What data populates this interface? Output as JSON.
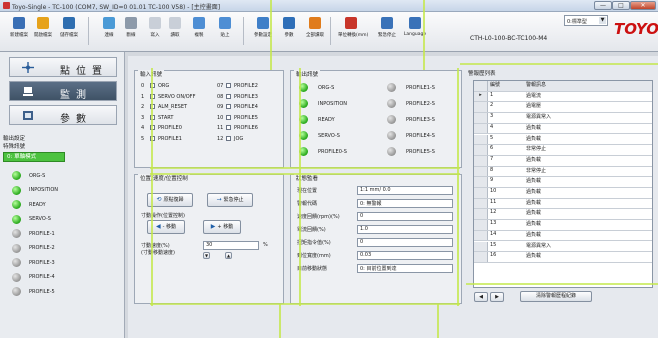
{
  "window": {
    "title": "Toyo-Single - TC-100 (COM7, SW_ID=0 01.01 TC-100 V58) - [主控畫面]",
    "minimize": "—",
    "maximize": "□",
    "close": "✕"
  },
  "toolbar": {
    "buttons": [
      {
        "label": "新建檔案",
        "icon": "new-file-icon",
        "color": "#3a6fb5"
      },
      {
        "label": "開啟檔案",
        "icon": "open-file-icon",
        "color": "#e6a21b"
      },
      {
        "label": "儲存檔案",
        "icon": "save-file-icon",
        "color": "#2f6eb0"
      },
      {
        "label": "連線",
        "icon": "connect-icon",
        "color": "#4b9ad6"
      },
      {
        "label": "斷線",
        "icon": "disconnect-icon",
        "color": "#8d9aaa"
      },
      {
        "label": "寫入",
        "icon": "write-icon",
        "color": "#c9cfd8"
      },
      {
        "label": "讀取",
        "icon": "read-icon",
        "color": "#c9cfd8"
      },
      {
        "label": "複製",
        "icon": "copy-icon",
        "color": "#4e8ed4"
      },
      {
        "label": "貼上",
        "icon": "paste-icon",
        "color": "#4e8ed4"
      },
      {
        "label": "參數設定",
        "icon": "params-icon",
        "color": "#3f7fc8"
      },
      {
        "label": "參數",
        "icon": "arrow-right-icon",
        "color": "#2f6fb8"
      },
      {
        "label": "全部讀取",
        "icon": "read-all-icon",
        "color": "#e07c1c"
      },
      {
        "label": "單位轉換(mm)",
        "icon": "unit-icon",
        "color": "#c8352a"
      },
      {
        "label": "緊急停止",
        "icon": "estop-icon",
        "color": "#3a72b8"
      },
      {
        "label": "Language",
        "icon": "language-icon",
        "color": "#3a72b8"
      }
    ],
    "model_select": "0:標準型",
    "model_code": "CTH-L0-100-BC-TC100-M4",
    "logo": "TOYO"
  },
  "sidebar": {
    "nav": [
      {
        "label": "點位置",
        "icon": "axis-cross-icon"
      },
      {
        "label": "監測",
        "icon": "monitor-icon"
      },
      {
        "label": "參數",
        "icon": "params-book-icon"
      }
    ],
    "signal_title": "輸出設定",
    "signal_subtitle": "特殊訊號",
    "axis_select": "0: 單軸模式",
    "signals": [
      {
        "label": "ORG-S",
        "state": "on"
      },
      {
        "label": "INPOSITION",
        "state": "on"
      },
      {
        "label": "READY",
        "state": "on"
      },
      {
        "label": "SERVO-S",
        "state": "on"
      },
      {
        "label": "PROFILE-1",
        "state": "off"
      },
      {
        "label": "PROFILE-2",
        "state": "off"
      },
      {
        "label": "PROFILE-3",
        "state": "off"
      },
      {
        "label": "PROFILE-4",
        "state": "off"
      },
      {
        "label": "PROFILE-5",
        "state": "off"
      }
    ]
  },
  "input_group": {
    "title": "輸入訊號",
    "col1": [
      {
        "num": "0",
        "label": "ORG"
      },
      {
        "num": "1",
        "label": "SERVO ON/OFF"
      },
      {
        "num": "2",
        "label": "ALM_RESET"
      },
      {
        "num": "3",
        "label": "START"
      },
      {
        "num": "4",
        "label": "PROFILE0"
      },
      {
        "num": "5",
        "label": "PROFILE1"
      }
    ],
    "col2": [
      {
        "num": "07",
        "label": "PROFILE2"
      },
      {
        "num": "08",
        "label": "PROFILE3"
      },
      {
        "num": "09",
        "label": "PROFILE4"
      },
      {
        "num": "10",
        "label": "PROFILE5"
      },
      {
        "num": "11",
        "label": "PROFILE6"
      },
      {
        "num": "12",
        "label": "JOG"
      }
    ]
  },
  "output_group": {
    "title": "輸出訊號",
    "col1": [
      {
        "label": "ORG-S",
        "state": "on"
      },
      {
        "label": "INPOSITION",
        "state": "on"
      },
      {
        "label": "READY",
        "state": "on"
      },
      {
        "label": "SERVO-S",
        "state": "on"
      },
      {
        "label": "PROFILE0-S",
        "state": "on"
      }
    ],
    "col2": [
      {
        "label": "PROFILE1-S",
        "state": "off"
      },
      {
        "label": "PROFILE2-S",
        "state": "off"
      },
      {
        "label": "PROFILE3-S",
        "state": "off"
      },
      {
        "label": "PROFILE4-S",
        "state": "off"
      },
      {
        "label": "PROFILE5-S",
        "state": "off"
      }
    ]
  },
  "jog_group": {
    "title": "位置/速度/位置控制",
    "home_btn": "原點復歸",
    "stop_btn": "緊急停止",
    "inch_title": "寸動操作(位置控制)",
    "minus_btn": "- 移動",
    "plus_btn": "+ 移動",
    "speed_label": "寸動速度(%)",
    "speed_sub": "(寸動移動速度)",
    "speed_value": "30",
    "unit": "%"
  },
  "status_group": {
    "title": "狀態監看",
    "rows": [
      {
        "label": "現在位置",
        "value": "1:1 mm/ 0.0"
      },
      {
        "label": "警報代碼",
        "value": "0: 無警報"
      },
      {
        "label": "速度回饋(rpm)(%)",
        "value": "0"
      },
      {
        "label": "電流回饋(%)",
        "value": "1.0"
      },
      {
        "label": "扭矩指令值(%)",
        "value": "0"
      },
      {
        "label": "到位寬度(mm)",
        "value": "0.03"
      },
      {
        "label": "目前移動狀態",
        "value": "0: 目前位置到達"
      }
    ]
  },
  "alarm_list": {
    "title": "警報歷列表",
    "headers": [
      "編號",
      "警報訊息"
    ],
    "rows": [
      {
        "no": "1",
        "msg": "過電流"
      },
      {
        "no": "2",
        "msg": "過電壓"
      },
      {
        "no": "3",
        "msg": "電源異常入"
      },
      {
        "no": "4",
        "msg": "過負載"
      },
      {
        "no": "5",
        "msg": "過負載"
      },
      {
        "no": "6",
        "msg": "非常停止"
      },
      {
        "no": "7",
        "msg": "過負載"
      },
      {
        "no": "8",
        "msg": "非常停止"
      },
      {
        "no": "9",
        "msg": "過負載"
      },
      {
        "no": "10",
        "msg": "過負載"
      },
      {
        "no": "11",
        "msg": "過負載"
      },
      {
        "no": "12",
        "msg": "過負載"
      },
      {
        "no": "13",
        "msg": "過負載"
      },
      {
        "no": "14",
        "msg": "過負載"
      },
      {
        "no": "15",
        "msg": "電源異常入"
      },
      {
        "no": "16",
        "msg": "過負載"
      }
    ],
    "prev_label": "◀",
    "next_label": "▶",
    "clear_btn": "清除警報歷程紀錄"
  }
}
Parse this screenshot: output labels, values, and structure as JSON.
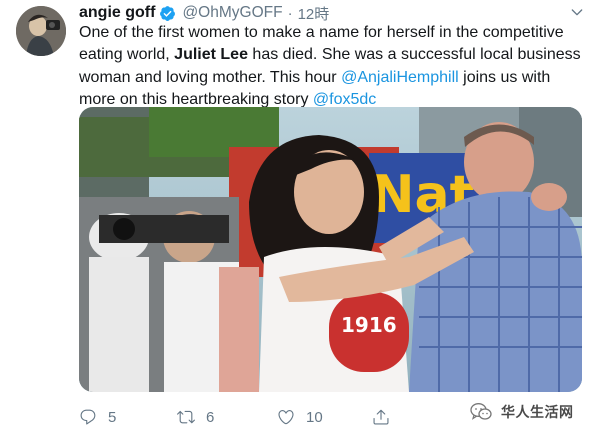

Aim of the exercise ::
Transcribe the material exactly, and leave out whatever pictures it holds.

Answer to this task ::
What data populates this interface? Output as JSON.
{
  "window": {
    "title": "Toyo-Single - TC-100 (COM7, SW_ID=0 01.01 TC-100 V58) - [主控畫面]",
    "minimize": "—",
    "maximize": "□",
    "close": "✕"
  },
  "toolbar": {
    "buttons": [
      {
        "label": "新建檔案",
        "icon": "new-file-icon",
        "color": "#3a6fb5"
      },
      {
        "label": "開啟檔案",
        "icon": "open-file-icon",
        "color": "#e6a21b"
      },
      {
        "label": "儲存檔案",
        "icon": "save-file-icon",
        "color": "#2f6eb0"
      },
      {
        "label": "連線",
        "icon": "connect-icon",
        "color": "#4b9ad6"
      },
      {
        "label": "斷線",
        "icon": "disconnect-icon",
        "color": "#8d9aaa"
      },
      {
        "label": "寫入",
        "icon": "write-icon",
        "color": "#c9cfd8"
      },
      {
        "label": "讀取",
        "icon": "read-icon",
        "color": "#c9cfd8"
      },
      {
        "label": "複製",
        "icon": "copy-icon",
        "color": "#4e8ed4"
      },
      {
        "label": "貼上",
        "icon": "paste-icon",
        "color": "#4e8ed4"
      },
      {
        "label": "參數設定",
        "icon": "params-icon",
        "color": "#3f7fc8"
      },
      {
        "label": "參數",
        "icon": "arrow-right-icon",
        "color": "#2f6fb8"
      },
      {
        "label": "全部讀取",
        "icon": "read-all-icon",
        "color": "#e07c1c"
      },
      {
        "label": "單位轉換(mm)",
        "icon": "unit-icon",
        "color": "#c8352a"
      },
      {
        "label": "緊急停止",
        "icon": "estop-icon",
        "color": "#3a72b8"
      },
      {
        "label": "Language",
        "icon": "language-icon",
        "color": "#3a72b8"
      }
    ],
    "model_select": "0:標準型",
    "model_code": "CTH-L0-100-BC-TC100-M4",
    "logo": "TOYO"
  },
  "sidebar": {
    "nav": [
      {
        "label": "點位置",
        "icon": "axis-cross-icon"
      },
      {
        "label": "監測",
        "icon": "monitor-icon"
      },
      {
        "label": "參數",
        "icon": "params-book-icon"
      }
    ],
    "signal_title": "輸出設定",
    "signal_subtitle": "特殊訊號",
    "axis_select": "0: 單軸模式",
    "signals": [
      {
        "label": "ORG-S",
        "state": "on"
      },
      {
        "label": "INPOSITION",
        "state": "on"
      },
      {
        "label": "READY",
        "state": "on"
      },
      {
        "label": "SERVO-S",
        "state": "on"
      },
      {
        "label": "PROFILE-1",
        "state": "off"
      },
      {
        "label": "PROFILE-2",
        "state": "off"
      },
      {
        "label": "PROFILE-3",
        "state": "off"
      },
      {
        "label": "PROFILE-4",
        "state": "off"
      },
      {
        "label": "PROFILE-5",
        "state": "off"
      }
    ]
  },
  "input_group": {
    "title": "輸入訊號",
    "col1": [
      {
        "num": "0",
        "label": "ORG"
      },
      {
        "num": "1",
        "label": "SERVO ON/OFF"
      },
      {
        "num": "2",
        "label": "ALM_RESET"
      },
      {
        "num": "3",
        "label": "START"
      },
      {
        "num": "4",
        "label": "PROFILE0"
      },
      {
        "num": "5",
        "label": "PROFILE1"
      }
    ],
    "col2": [
      {
        "num": "07",
        "label": "PROFILE2"
      },
      {
        "num": "08",
        "label": "PROFILE3"
      },
      {
        "num": "09",
        "label": "PROFILE4"
      },
      {
        "num": "10",
        "label": "PROFILE5"
      },
      {
        "num": "11",
        "label": "PROFILE6"
      },
      {
        "num": "12",
        "label": "JOG"
      }
    ]
  },
  "output_group": {
    "title": "輸出訊號",
    "col1": [
      {
        "label": "ORG-S",
        "state": "on"
      },
      {
        "label": "INPOSITION",
        "state": "on"
      },
      {
        "label": "READY",
        "state": "on"
      },
      {
        "label": "SERVO-S",
        "state": "on"
      },
      {
        "label": "PROFILE0-S",
        "state": "on"
      }
    ],
    "col2": [
      {
        "label": "PROFILE1-S",
        "state": "off"
      },
      {
        "label": "PROFILE2-S",
        "state": "off"
      },
      {
        "label": "PROFILE3-S",
        "state": "off"
      },
      {
        "label": "PROFILE4-S",
        "state": "off"
      },
      {
        "label": "PROFILE5-S",
        "state": "off"
      }
    ]
  },
  "jog_group": {
    "title": "位置/速度/位置控制",
    "home_btn": "原點復歸",
    "stop_btn": "緊急停止",
    "inch_title": "寸動操作(位置控制)",
    "minus_btn": "- 移動",
    "plus_btn": "+ 移動",
    "speed_label": "寸動速度(%)",
    "speed_sub": "(寸動移動速度)",
    "speed_value": "30",
    "unit": "%"
  },
  "status_group": {
    "title": "狀態監看",
    "rows": [
      {
        "label": "現在位置",
        "value": "1:1 mm/ 0.0"
      },
      {
        "label": "警報代碼",
        "value": "0: 無警報"
      },
      {
        "label": "速度回饋(rpm)(%)",
        "value": "0"
      },
      {
        "label": "電流回饋(%)",
        "value": "1.0"
      },
      {
        "label": "扭矩指令值(%)",
        "value": "0"
      },
      {
        "label": "到位寬度(mm)",
        "value": "0.03"
      },
      {
        "label": "目前移動狀態",
        "value": "0: 目前位置到達"
      }
    ]
  },
  "alarm_list": {
    "title": "警報歷列表",
    "headers": [
      "編號",
      "警報訊息"
    ],
    "rows": [
      {
        "no": "1",
        "msg": "過電流"
      },
      {
        "no": "2",
        "msg": "過電壓"
      },
      {
        "no": "3",
        "msg": "電源異常入"
      },
      {
        "no": "4",
        "msg": "過負載"
      },
      {
        "no": "5",
        "msg": "過負載"
      },
      {
        "no": "6",
        "msg": "非常停止"
      },
      {
        "no": "7",
        "msg": "過負載"
      },
      {
        "no": "8",
        "msg": "非常停止"
      },
      {
        "no": "9",
        "msg": "過負載"
      },
      {
        "no": "10",
        "msg": "過負載"
      },
      {
        "no": "11",
        "msg": "過負載"
      },
      {
        "no": "12",
        "msg": "過負載"
      },
      {
        "no": "13",
        "msg": "過負載"
      },
      {
        "no": "14",
        "msg": "過負載"
      },
      {
        "no": "15",
        "msg": "電源異常入"
      },
      {
        "no": "16",
        "msg": "過負載"
      }
    ],
    "prev_label": "◀",
    "next_label": "▶",
    "clear_btn": "清除警報歷程紀錄"
  }
}
Parse this screenshot: output labels, values, and structure as JSON.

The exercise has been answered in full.